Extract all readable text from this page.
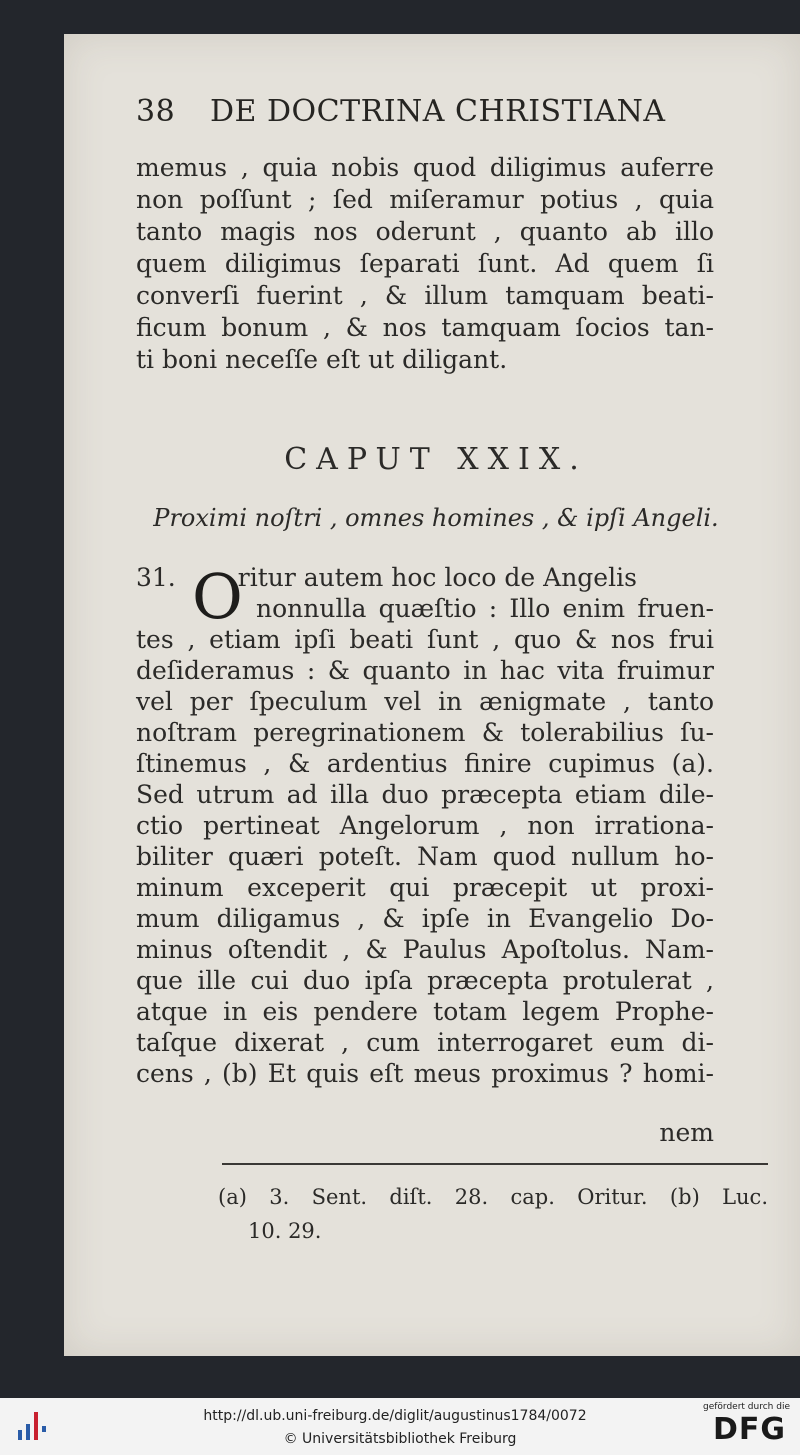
38 DE DOCTRINA CHRISTIANA
memus , quia nobis quod diligimus auferre
non poſſunt ; ſed miſeramur potius , quia
tanto magis nos oderunt , quanto ab illo
quem diligimus ſeparati ſunt. Ad quem ſi
converſi fuerint , & illum tamquam beati-
ficum bonum , & nos tamquam ſocios tan-
ti boni neceſſe eſt ut diligant.
CAPUT XXIX.
Proximi noſtri , omnes homines , & ipſi Angeli.
O
31. ritur autem hoc loco de Angelis
nonnulla quæſtio : Illo enim fruen-
tes , etiam ipſi beati ſunt , quo & nos frui
deſideramus : & quanto in hac vita fruimur
vel per ſpeculum vel in ænigmate , tanto
noſtram peregrinationem & tolerabilius ſu-
ſtinemus , & ardentius finire cupimus (a).
Sed utrum ad illa duo præcepta etiam dile-
ctio pertineat Angelorum , non irrationa-
biliter quæri poteſt. Nam quod nullum ho-
minum exceperit qui præcepit ut proxi-
mum diligamus , & ipſe in Evangelio Do-
minus oſtendit , & Paulus Apoſtolus. Nam-
que ille cui duo ipſa præcepta protulerat ,
atque in eis pendere totam legem Prophe-
taſque dixerat , cum interrogaret eum di-
cens , (b) Et quis eſt meus proximus ? homi-
nem
(a) 3. Sent. diſt. 28. cap. Oritur. (b) Luc.
10. 29.
http://dl.ub.uni-freiburg.de/diglit/augustinus1784/0072
© Universitätsbibliothek Freiburg
gefördert durch die
DFG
=-=-=-=-=
WRITTEN REQUEST:
Write the records above out again exactly, with no pictures in your copy.

THE ANSWER:
Extract all readable text from this page.
38 DE DOCTRINA CHRISTIANA
memus , quia nobis quod diligimus auferre
non poſſunt ; ſed miſeramur potius , quia
tanto magis nos oderunt , quanto ab illo
quem diligimus ſeparati ſunt. Ad quem ſi
converſi fuerint , & illum tamquam beati-
ficum bonum , & nos tamquam ſocios tan-
ti boni neceſſe eſt ut diligant.
CAPUT XXIX.
Proximi noſtri , omnes homines , & ipſi Angeli.
O
31. ritur autem hoc loco de Angelis
nonnulla quæſtio : Illo enim fruen-
tes , etiam ipſi beati ſunt , quo & nos frui
deſideramus : & quanto in hac vita fruimur
vel per ſpeculum vel in ænigmate , tanto
noſtram peregrinationem & tolerabilius ſu-
ſtinemus , & ardentius finire cupimus (a).
Sed utrum ad illa duo præcepta etiam dile-
ctio pertineat Angelorum , non irrationa-
biliter quæri poteſt. Nam quod nullum ho-
minum exceperit qui præcepit ut proxi-
mum diligamus , & ipſe in Evangelio Do-
minus oſtendit , & Paulus Apoſtolus. Nam-
que ille cui duo ipſa præcepta protulerat ,
atque in eis pendere totam legem Prophe-
taſque dixerat , cum interrogaret eum di-
cens , (b) Et quis eſt meus proximus ? homi-
nem
(a) 3. Sent. diſt. 28. cap. Oritur. (b) Luc.
10. 29.
http://dl.ub.uni-freiburg.de/diglit/augustinus1784/0072
© Universitätsbibliothek Freiburg
gefördert durch die
DFG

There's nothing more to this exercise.